◆ **The records**

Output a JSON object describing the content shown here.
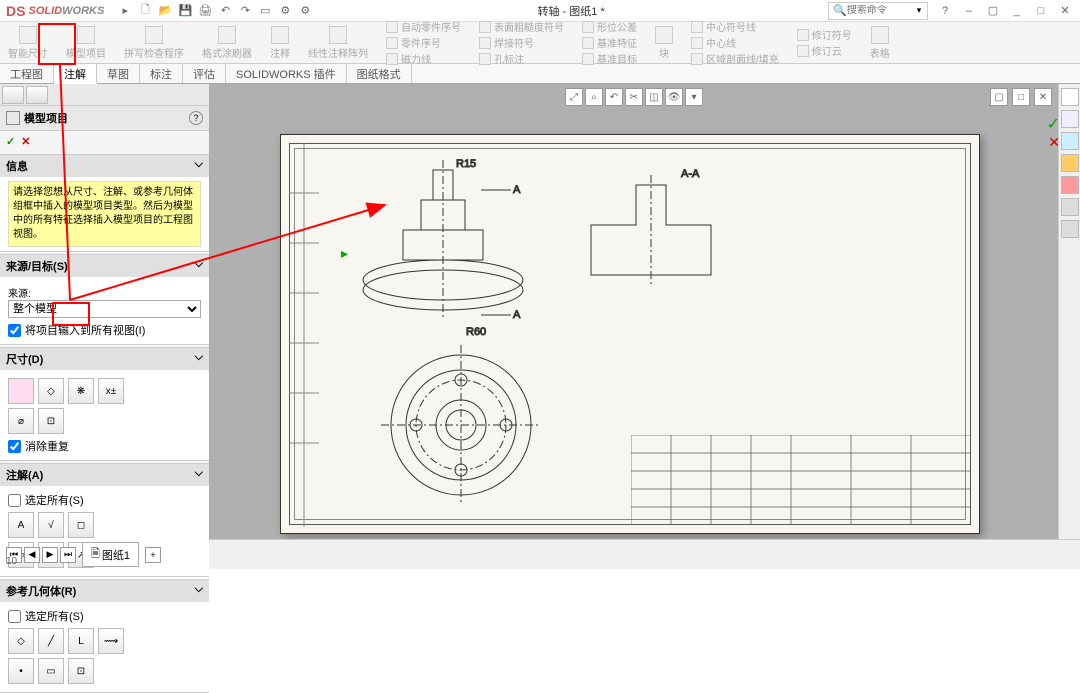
{
  "app": {
    "name_prefix": "S",
    "name_mid": "SOLID",
    "name_suffix": "WORKS"
  },
  "title": "转轴 - 图纸1 *",
  "search": {
    "placeholder": "搜索命令"
  },
  "ribbon": [
    {
      "label": "智能尺寸"
    },
    {
      "label": "模型项目"
    },
    {
      "label": "拼写检查程序"
    },
    {
      "label": "格式涂刷器"
    },
    {
      "label": "注释"
    },
    {
      "label": "线性注释阵列"
    },
    {
      "label": "自动零件序号"
    },
    {
      "label": "零件序号"
    },
    {
      "label": "磁力线"
    },
    {
      "label": "表面粗糙度符号"
    },
    {
      "label": "焊接符号"
    },
    {
      "label": "孔标注"
    },
    {
      "label": "形位公差"
    },
    {
      "label": "基准特征"
    },
    {
      "label": "基准目标"
    },
    {
      "label": "块"
    },
    {
      "label": "中心符号线"
    },
    {
      "label": "中心线"
    },
    {
      "label": "区域剖面线/填充"
    },
    {
      "label": "修订符号"
    },
    {
      "label": "修订云"
    },
    {
      "label": "表格"
    }
  ],
  "tabs": [
    "工程图",
    "注解",
    "草图",
    "标注",
    "评估",
    "SOLIDWORKS 插件",
    "图纸格式"
  ],
  "active_tab": "注解",
  "panel": {
    "title": "模型项目",
    "info_head": "信息",
    "info_text": "请选择您想从尺寸、注解、或参考几何体组框中插入的模型项目类型。然后为模型中的所有特征选择插入模型项目的工程图视图。",
    "source_head": "来源/目标(S)",
    "source_label": "来源:",
    "source_value": "整个模型",
    "import_all": "将项目输入到所有视图(I)",
    "dim_head": "尺寸(D)",
    "elim_dup": "消除重复",
    "annot_head": "注解(A)",
    "annot_select_all": "选定所有(S)",
    "ref_head": "参考几何体(R)",
    "ref_select_all": "选定所有(S)"
  },
  "drawing": {
    "section_label": "A-A",
    "section_arrow_a": "A",
    "section_arrow_b": "A",
    "dims": {
      "d1": "R15",
      "d2": "R60"
    }
  },
  "sheet_tab": "图纸1",
  "zoom": "10"
}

◆ **Task to complete**
Your job is to transcribe the entries above exactly; skip the pictures.

◆ **Correct answer**
Output a JSON object describing the content shown here.
{
  "app": {
    "name_prefix": "S",
    "name_mid": "SOLID",
    "name_suffix": "WORKS"
  },
  "title": "转轴 - 图纸1 *",
  "search": {
    "placeholder": "搜索命令"
  },
  "ribbon": [
    {
      "label": "智能尺寸"
    },
    {
      "label": "模型项目"
    },
    {
      "label": "拼写检查程序"
    },
    {
      "label": "格式涂刷器"
    },
    {
      "label": "注释"
    },
    {
      "label": "线性注释阵列"
    },
    {
      "label": "自动零件序号"
    },
    {
      "label": "零件序号"
    },
    {
      "label": "磁力线"
    },
    {
      "label": "表面粗糙度符号"
    },
    {
      "label": "焊接符号"
    },
    {
      "label": "孔标注"
    },
    {
      "label": "形位公差"
    },
    {
      "label": "基准特征"
    },
    {
      "label": "基准目标"
    },
    {
      "label": "块"
    },
    {
      "label": "中心符号线"
    },
    {
      "label": "中心线"
    },
    {
      "label": "区域剖面线/填充"
    },
    {
      "label": "修订符号"
    },
    {
      "label": "修订云"
    },
    {
      "label": "表格"
    }
  ],
  "tabs": [
    "工程图",
    "注解",
    "草图",
    "标注",
    "评估",
    "SOLIDWORKS 插件",
    "图纸格式"
  ],
  "active_tab": "注解",
  "panel": {
    "title": "模型项目",
    "info_head": "信息",
    "info_text": "请选择您想从尺寸、注解、或参考几何体组框中插入的模型项目类型。然后为模型中的所有特征选择插入模型项目的工程图视图。",
    "source_head": "来源/目标(S)",
    "source_label": "来源:",
    "source_value": "整个模型",
    "import_all": "将项目输入到所有视图(I)",
    "dim_head": "尺寸(D)",
    "elim_dup": "消除重复",
    "annot_head": "注解(A)",
    "annot_select_all": "选定所有(S)",
    "ref_head": "参考几何体(R)",
    "ref_select_all": "选定所有(S)"
  },
  "drawing": {
    "section_label": "A-A",
    "section_arrow_a": "A",
    "section_arrow_b": "A",
    "dims": {
      "d1": "R15",
      "d2": "R60"
    }
  },
  "sheet_tab": "图纸1",
  "zoom": "10"
}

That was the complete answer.